● Problem to work on
In the records that follow, show each line where the word "this" is present.
:: Records for the task ::
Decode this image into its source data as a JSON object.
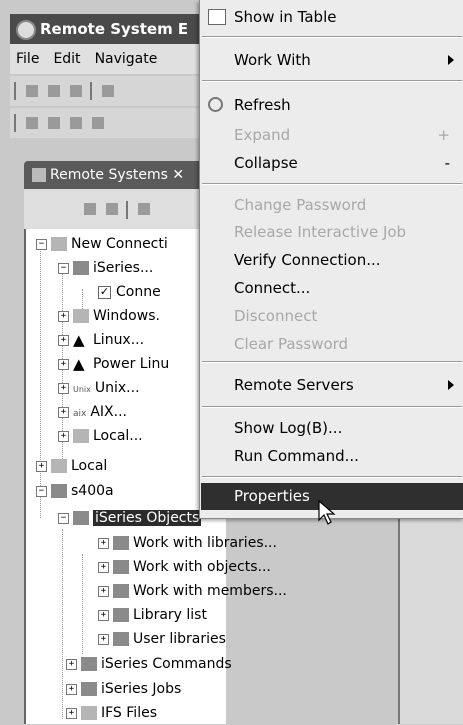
{
  "window": {
    "title": "Remote System E"
  },
  "menubar": {
    "items": [
      "File",
      "Edit",
      "Navigate"
    ]
  },
  "view": {
    "tab_label": "Remote Systems",
    "close_glyph": "✕"
  },
  "tree": {
    "new_connection": "New Connecti",
    "iseries_dots": "iSeries...",
    "conne": "Conne",
    "windows": "Windows.",
    "linux": "Linux...",
    "power_linux": "Power Linu",
    "unix": "Unix...",
    "aix": "AIX...",
    "local_dots": "Local...",
    "local": "Local",
    "s400a": "s400a",
    "iseries_objects": "iSeries Objects",
    "work_libraries": "Work with libraries...",
    "work_objects": "Work with objects...",
    "work_members": "Work with members...",
    "library_list": "Library list",
    "user_libraries": "User libraries",
    "iseries_commands": "iSeries Commands",
    "iseries_jobs": "iSeries Jobs",
    "ifs_files": "IFS Files",
    "unix_badge": "Unix",
    "aix_badge": "aix"
  },
  "context_menu": {
    "show_in_table": "Show in Table",
    "work_with": "Work With",
    "refresh": "Refresh",
    "expand": "Expand",
    "expand_accel": "+",
    "collapse": "Collapse",
    "collapse_accel": "-",
    "change_password": "Change Password",
    "release_interactive_job": "Release Interactive Job",
    "verify_connection": "Verify Connection...",
    "connect": "Connect...",
    "disconnect": "Disconnect",
    "clear_password": "Clear Password",
    "remote_servers": "Remote Servers",
    "show_log": "Show Log(B)...",
    "run_command": "Run Command...",
    "properties": "Properties"
  },
  "colors": {
    "menu_highlight": "#2f2f2f",
    "selection": "#2b2b2b",
    "title_bar": "#4a4a4a"
  }
}
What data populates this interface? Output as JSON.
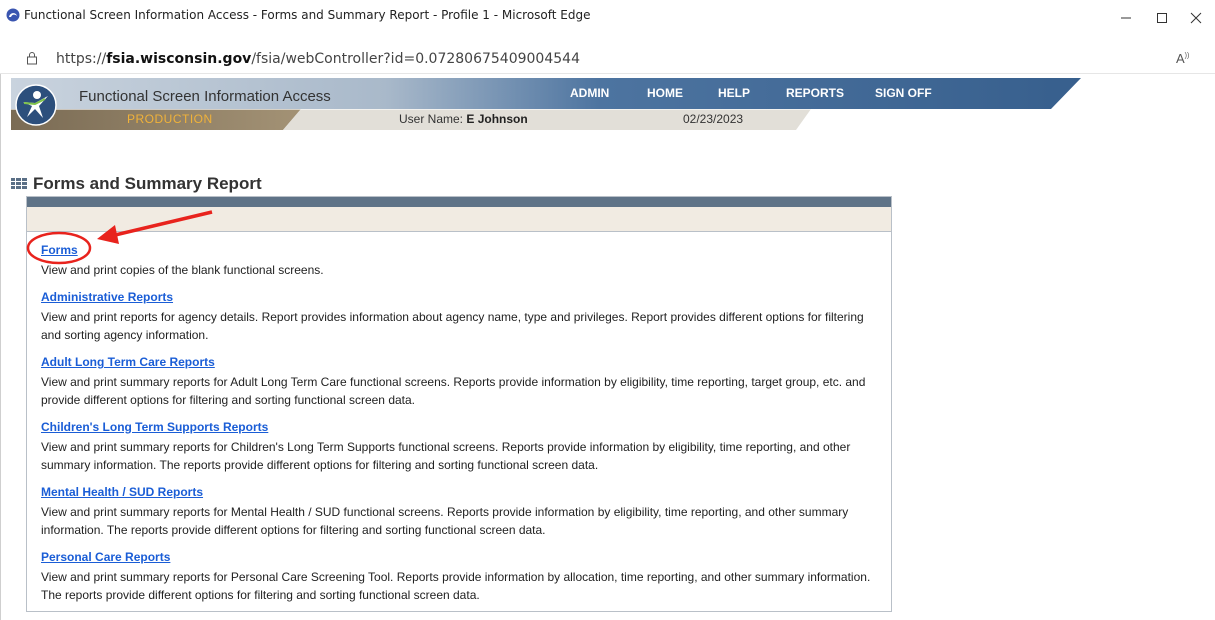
{
  "window": {
    "title": "Functional Screen Information Access - Forms and Summary Report - Profile 1 - Microsoft Edge"
  },
  "address_bar": {
    "url_prefix": "https://",
    "url_host": "fsia.wisconsin.gov",
    "url_path": "/fsia/webController?id=0.07280675409004544"
  },
  "header": {
    "app_name": "Functional Screen Information Access",
    "nav": [
      "ADMIN",
      "HOME",
      "HELP",
      "REPORTS",
      "SIGN OFF"
    ],
    "environment": "PRODUCTION",
    "user_label": "User Name:",
    "user_name": "E Johnson",
    "date": "02/23/2023"
  },
  "section": {
    "title": "Forms and Summary Report"
  },
  "items": [
    {
      "link": "Forms",
      "desc": "View and print copies of the blank functional screens."
    },
    {
      "link": "Administrative Reports",
      "desc": "View and print reports for agency details. Report provides information about agency name, type and privileges. Report provides different options for filtering and sorting agency information."
    },
    {
      "link": "Adult Long Term Care Reports",
      "desc": "View and print summary reports for Adult Long Term Care functional screens. Reports provide information by eligibility, time reporting, target group, etc. and provide different options for filtering and sorting functional screen data."
    },
    {
      "link": "Children's Long Term Supports Reports",
      "desc": "View and print summary reports for Children's Long Term Supports functional screens. Reports provide information by eligibility, time reporting, and other summary information. The reports provide different options for filtering and sorting functional screen data."
    },
    {
      "link": "Mental Health / SUD Reports",
      "desc": "View and print summary reports for Mental Health / SUD functional screens. Reports provide information by eligibility, time reporting, and other summary information. The reports provide different options for filtering and sorting functional screen data."
    },
    {
      "link": "Personal Care Reports",
      "desc": "View and print summary reports for Personal Care Screening Tool. Reports provide information by allocation, time reporting, and other summary information. The reports provide different options for filtering and sorting functional screen data."
    }
  ],
  "colors": {
    "banner_blue": "#3f6893",
    "link": "#1a5dd6",
    "production": "#f0b23a",
    "annotation_red": "#e8231d"
  }
}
:::
● Final result
Decode this image into its source data as a JSON object.
What data populates this interface? Output as JSON.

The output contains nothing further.